▸ Problem statement
Copy each line of the records that holds the string "counts".

Records from a collection of figures:
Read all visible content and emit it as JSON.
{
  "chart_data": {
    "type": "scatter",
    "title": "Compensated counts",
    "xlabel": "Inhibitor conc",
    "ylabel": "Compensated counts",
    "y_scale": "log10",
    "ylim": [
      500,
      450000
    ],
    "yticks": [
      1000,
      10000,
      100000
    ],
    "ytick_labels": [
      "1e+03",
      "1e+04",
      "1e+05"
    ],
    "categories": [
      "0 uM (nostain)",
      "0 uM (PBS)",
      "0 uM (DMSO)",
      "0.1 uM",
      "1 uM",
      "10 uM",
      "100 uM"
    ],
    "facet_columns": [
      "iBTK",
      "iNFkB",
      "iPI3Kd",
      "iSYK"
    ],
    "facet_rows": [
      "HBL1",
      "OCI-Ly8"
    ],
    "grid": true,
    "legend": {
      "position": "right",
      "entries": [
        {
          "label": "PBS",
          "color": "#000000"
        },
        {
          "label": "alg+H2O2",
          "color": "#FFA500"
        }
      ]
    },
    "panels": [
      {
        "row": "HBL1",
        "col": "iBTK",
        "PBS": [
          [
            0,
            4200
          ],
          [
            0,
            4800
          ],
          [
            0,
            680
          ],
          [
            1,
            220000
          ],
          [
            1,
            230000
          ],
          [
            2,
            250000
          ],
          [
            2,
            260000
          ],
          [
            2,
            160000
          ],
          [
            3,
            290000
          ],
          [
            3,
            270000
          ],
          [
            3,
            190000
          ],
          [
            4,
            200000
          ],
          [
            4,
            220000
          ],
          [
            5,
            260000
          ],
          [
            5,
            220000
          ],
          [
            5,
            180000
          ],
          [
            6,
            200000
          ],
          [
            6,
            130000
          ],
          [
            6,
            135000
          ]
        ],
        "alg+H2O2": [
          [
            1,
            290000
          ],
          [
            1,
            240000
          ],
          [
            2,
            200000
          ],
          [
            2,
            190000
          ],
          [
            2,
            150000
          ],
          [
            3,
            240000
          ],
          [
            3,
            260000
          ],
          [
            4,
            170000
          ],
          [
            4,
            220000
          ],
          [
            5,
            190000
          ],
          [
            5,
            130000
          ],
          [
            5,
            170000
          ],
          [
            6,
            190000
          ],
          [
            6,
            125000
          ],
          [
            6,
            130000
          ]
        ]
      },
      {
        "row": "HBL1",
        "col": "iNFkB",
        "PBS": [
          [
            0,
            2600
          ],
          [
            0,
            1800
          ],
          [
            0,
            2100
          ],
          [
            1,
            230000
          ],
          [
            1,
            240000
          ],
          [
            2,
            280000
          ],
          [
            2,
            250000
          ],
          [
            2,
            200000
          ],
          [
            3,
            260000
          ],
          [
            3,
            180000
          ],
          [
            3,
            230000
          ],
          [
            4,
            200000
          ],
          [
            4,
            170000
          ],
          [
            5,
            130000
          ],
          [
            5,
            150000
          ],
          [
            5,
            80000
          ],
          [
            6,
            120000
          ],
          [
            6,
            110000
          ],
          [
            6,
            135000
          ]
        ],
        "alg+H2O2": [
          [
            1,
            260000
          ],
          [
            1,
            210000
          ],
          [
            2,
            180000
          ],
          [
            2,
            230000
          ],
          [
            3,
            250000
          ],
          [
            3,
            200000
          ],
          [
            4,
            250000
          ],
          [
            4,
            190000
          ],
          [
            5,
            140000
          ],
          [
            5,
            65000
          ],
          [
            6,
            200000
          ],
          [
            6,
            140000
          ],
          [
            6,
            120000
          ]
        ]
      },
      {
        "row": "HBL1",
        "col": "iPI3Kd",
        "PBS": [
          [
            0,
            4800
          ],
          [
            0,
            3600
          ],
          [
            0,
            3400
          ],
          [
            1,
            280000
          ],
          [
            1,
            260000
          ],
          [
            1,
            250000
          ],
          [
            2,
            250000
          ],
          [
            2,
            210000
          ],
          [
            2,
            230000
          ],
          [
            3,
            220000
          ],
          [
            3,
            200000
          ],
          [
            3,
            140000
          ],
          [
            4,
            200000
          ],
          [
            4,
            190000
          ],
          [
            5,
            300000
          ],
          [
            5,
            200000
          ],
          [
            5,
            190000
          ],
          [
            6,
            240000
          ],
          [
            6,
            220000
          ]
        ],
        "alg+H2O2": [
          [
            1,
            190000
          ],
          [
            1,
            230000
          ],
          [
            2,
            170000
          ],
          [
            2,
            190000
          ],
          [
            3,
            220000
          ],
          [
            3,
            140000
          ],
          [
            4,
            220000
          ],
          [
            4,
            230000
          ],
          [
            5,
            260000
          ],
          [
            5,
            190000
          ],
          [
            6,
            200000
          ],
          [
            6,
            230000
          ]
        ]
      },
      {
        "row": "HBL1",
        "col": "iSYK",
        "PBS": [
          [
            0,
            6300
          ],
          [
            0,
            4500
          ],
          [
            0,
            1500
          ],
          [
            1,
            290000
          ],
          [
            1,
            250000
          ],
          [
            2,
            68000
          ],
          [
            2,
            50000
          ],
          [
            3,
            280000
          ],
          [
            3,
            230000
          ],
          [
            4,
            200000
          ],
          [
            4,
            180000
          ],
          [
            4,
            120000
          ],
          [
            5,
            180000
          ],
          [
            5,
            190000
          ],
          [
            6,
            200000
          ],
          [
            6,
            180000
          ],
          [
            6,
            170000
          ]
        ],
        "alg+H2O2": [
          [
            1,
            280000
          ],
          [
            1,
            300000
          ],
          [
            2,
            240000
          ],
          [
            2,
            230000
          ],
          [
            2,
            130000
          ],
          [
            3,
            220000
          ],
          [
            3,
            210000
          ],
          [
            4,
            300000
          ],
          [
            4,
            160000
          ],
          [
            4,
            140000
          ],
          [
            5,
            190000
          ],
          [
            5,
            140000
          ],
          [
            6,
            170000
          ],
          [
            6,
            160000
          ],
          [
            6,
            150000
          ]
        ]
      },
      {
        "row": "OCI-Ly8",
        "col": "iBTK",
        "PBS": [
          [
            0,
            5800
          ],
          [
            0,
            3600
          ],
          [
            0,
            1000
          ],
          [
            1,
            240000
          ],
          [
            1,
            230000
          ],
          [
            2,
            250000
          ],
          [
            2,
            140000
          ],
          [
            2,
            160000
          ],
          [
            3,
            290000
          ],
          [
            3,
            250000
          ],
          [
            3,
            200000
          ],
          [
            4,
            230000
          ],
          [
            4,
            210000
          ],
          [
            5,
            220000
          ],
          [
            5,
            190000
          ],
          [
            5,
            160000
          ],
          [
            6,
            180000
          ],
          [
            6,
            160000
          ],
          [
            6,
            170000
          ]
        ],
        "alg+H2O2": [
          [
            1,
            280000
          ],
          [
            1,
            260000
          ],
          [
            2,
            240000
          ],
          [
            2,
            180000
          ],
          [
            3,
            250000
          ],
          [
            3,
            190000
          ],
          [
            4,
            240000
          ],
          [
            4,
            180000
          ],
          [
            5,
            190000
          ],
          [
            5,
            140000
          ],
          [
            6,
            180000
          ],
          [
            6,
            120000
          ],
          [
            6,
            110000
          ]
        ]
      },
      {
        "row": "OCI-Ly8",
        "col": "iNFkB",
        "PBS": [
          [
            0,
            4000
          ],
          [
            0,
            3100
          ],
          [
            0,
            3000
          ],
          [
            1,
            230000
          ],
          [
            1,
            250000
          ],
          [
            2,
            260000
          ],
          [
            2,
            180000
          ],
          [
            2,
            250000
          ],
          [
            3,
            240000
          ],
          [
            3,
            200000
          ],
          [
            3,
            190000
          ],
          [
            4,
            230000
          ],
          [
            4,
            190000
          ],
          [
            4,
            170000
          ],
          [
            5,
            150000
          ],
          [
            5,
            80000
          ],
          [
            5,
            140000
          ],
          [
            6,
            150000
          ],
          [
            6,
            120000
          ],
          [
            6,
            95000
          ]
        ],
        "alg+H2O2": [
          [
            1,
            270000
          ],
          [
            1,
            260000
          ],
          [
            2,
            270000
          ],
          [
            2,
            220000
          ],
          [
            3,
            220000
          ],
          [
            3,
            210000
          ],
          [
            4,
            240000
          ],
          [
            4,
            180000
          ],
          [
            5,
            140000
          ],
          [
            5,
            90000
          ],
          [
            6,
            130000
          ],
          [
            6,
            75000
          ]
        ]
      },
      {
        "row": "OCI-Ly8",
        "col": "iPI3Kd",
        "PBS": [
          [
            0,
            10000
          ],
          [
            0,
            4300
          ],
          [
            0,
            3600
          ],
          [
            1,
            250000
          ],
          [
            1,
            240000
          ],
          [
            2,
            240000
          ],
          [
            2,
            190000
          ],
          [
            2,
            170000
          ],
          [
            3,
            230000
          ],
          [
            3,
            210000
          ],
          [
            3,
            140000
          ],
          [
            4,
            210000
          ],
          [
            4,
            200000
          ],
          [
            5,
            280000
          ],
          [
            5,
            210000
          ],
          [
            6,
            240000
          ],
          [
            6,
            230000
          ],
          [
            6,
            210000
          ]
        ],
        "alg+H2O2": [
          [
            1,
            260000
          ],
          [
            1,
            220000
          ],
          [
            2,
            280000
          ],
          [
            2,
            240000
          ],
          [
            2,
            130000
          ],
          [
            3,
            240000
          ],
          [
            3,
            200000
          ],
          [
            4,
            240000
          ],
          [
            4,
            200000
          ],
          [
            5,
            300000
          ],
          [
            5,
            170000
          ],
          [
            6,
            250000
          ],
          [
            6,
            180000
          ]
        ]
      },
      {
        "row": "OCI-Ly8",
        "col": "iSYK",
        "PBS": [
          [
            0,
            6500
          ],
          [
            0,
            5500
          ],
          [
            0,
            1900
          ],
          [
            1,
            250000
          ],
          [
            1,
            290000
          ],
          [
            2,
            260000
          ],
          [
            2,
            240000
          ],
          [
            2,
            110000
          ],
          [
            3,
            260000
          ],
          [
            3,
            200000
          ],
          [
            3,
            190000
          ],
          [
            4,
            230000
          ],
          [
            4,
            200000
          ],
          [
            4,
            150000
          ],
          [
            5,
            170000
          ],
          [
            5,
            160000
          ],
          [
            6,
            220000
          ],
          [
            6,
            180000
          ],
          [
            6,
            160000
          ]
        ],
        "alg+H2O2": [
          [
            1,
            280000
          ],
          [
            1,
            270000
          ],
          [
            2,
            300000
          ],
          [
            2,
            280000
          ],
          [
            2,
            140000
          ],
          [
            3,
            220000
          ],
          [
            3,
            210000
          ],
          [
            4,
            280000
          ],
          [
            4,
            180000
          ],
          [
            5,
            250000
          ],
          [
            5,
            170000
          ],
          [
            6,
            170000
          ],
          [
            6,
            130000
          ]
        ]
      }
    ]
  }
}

▸ The answer
    "title": "Compensated counts",
    "ylabel": "Compensated counts",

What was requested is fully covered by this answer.